--- Start EXTRACTED DATA ---

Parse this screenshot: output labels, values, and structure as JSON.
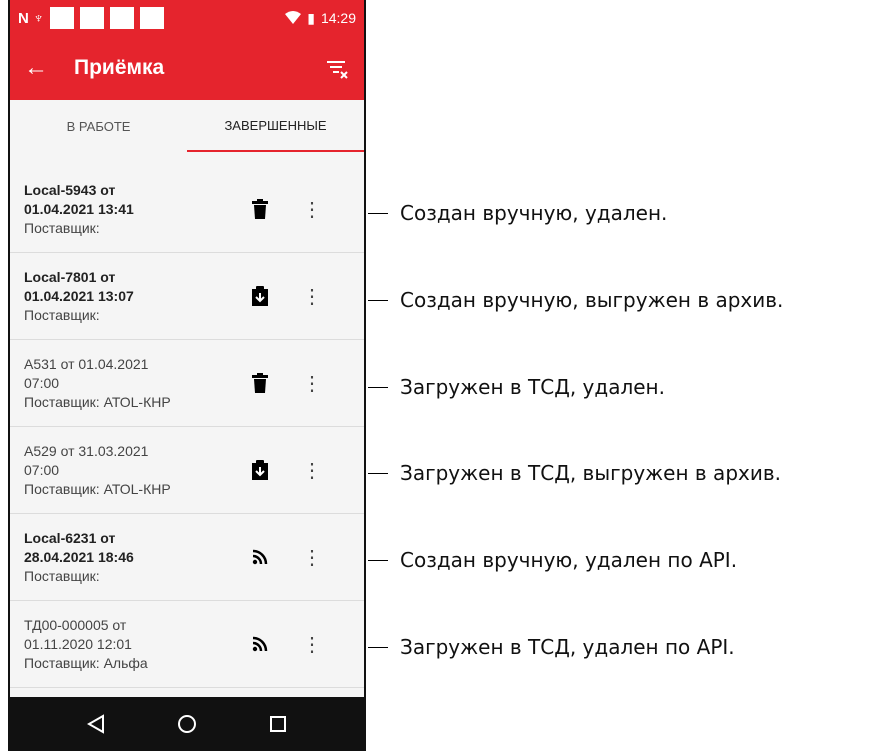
{
  "statusbar": {
    "time": "14:29",
    "left_glyphs": "N  ♆",
    "battery_glyph": "▮"
  },
  "appbar": {
    "title": "Приёмка",
    "back_glyph": "←"
  },
  "tabs": [
    {
      "label": "В РАБОТЕ",
      "active": false
    },
    {
      "label": "ЗАВЕРШЕННЫЕ",
      "active": true
    }
  ],
  "items": [
    {
      "line1": "Local-5943 от",
      "line2": "01.04.2021 13:41",
      "line3": "Поставщик:",
      "bold": true,
      "icon": "trash-icon"
    },
    {
      "line1": "Local-7801 от",
      "line2": "01.04.2021 13:07",
      "line3": "Поставщик:",
      "bold": true,
      "icon": "clipboard-download-icon"
    },
    {
      "line1": "А531 от 01.04.2021",
      "line2": "07:00",
      "line3": "Поставщик: АТОL-КНР",
      "bold": false,
      "icon": "trash-icon"
    },
    {
      "line1": "А529 от 31.03.2021",
      "line2": "07:00",
      "line3": "Поставщик: АТОL-КНР",
      "bold": false,
      "icon": "clipboard-download-icon"
    },
    {
      "line1": "Local-6231 от",
      "line2": "28.04.2021 18:46",
      "line3": "Поставщик:",
      "bold": true,
      "icon": "rss-icon"
    },
    {
      "line1": "ТД00-000005 от",
      "line2": "01.11.2020 12:01",
      "line3": "Поставщик: Альфа",
      "bold": false,
      "icon": "rss-icon"
    }
  ],
  "menu_glyph": "⋮",
  "annotations": [
    "Создан вручную, удален.",
    "Создан вручную, выгружен в архив.",
    "Загружен в ТСД, удален.",
    "Загружен в ТСД, выгружен в архив.",
    "Создан вручную, удален по API.",
    "Загружен в ТСД, удален по API."
  ],
  "colors": {
    "accent": "#e5242d",
    "navbar": "#111111",
    "background": "#f5f5f5"
  }
}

--- End EXTRACTED DATA ---

THE PROBLEM: Transcribe every entry word for word, but skip the pictures.

RESULT:
Parse this screenshot: output labels, values, and structure as JSON.
{
  "statusbar": {
    "time": "14:29",
    "left_glyphs": "N  ♆",
    "battery_glyph": "▮"
  },
  "appbar": {
    "title": "Приёмка",
    "back_glyph": "←"
  },
  "tabs": [
    {
      "label": "В РАБОТЕ",
      "active": false
    },
    {
      "label": "ЗАВЕРШЕННЫЕ",
      "active": true
    }
  ],
  "items": [
    {
      "line1": "Local-5943 от",
      "line2": "01.04.2021 13:41",
      "line3": "Поставщик:",
      "bold": true,
      "icon": "trash-icon"
    },
    {
      "line1": "Local-7801 от",
      "line2": "01.04.2021 13:07",
      "line3": "Поставщик:",
      "bold": true,
      "icon": "clipboard-download-icon"
    },
    {
      "line1": "А531 от 01.04.2021",
      "line2": "07:00",
      "line3": "Поставщик: АТОL-КНР",
      "bold": false,
      "icon": "trash-icon"
    },
    {
      "line1": "А529 от 31.03.2021",
      "line2": "07:00",
      "line3": "Поставщик: АТОL-КНР",
      "bold": false,
      "icon": "clipboard-download-icon"
    },
    {
      "line1": "Local-6231 от",
      "line2": "28.04.2021 18:46",
      "line3": "Поставщик:",
      "bold": true,
      "icon": "rss-icon"
    },
    {
      "line1": "ТД00-000005 от",
      "line2": "01.11.2020 12:01",
      "line3": "Поставщик: Альфа",
      "bold": false,
      "icon": "rss-icon"
    }
  ],
  "menu_glyph": "⋮",
  "annotations": [
    "Создан вручную, удален.",
    "Создан вручную, выгружен в архив.",
    "Загружен в ТСД, удален.",
    "Загружен в ТСД, выгружен в архив.",
    "Создан вручную, удален по API.",
    "Загружен в ТСД, удален по API."
  ],
  "colors": {
    "accent": "#e5242d",
    "navbar": "#111111",
    "background": "#f5f5f5"
  }
}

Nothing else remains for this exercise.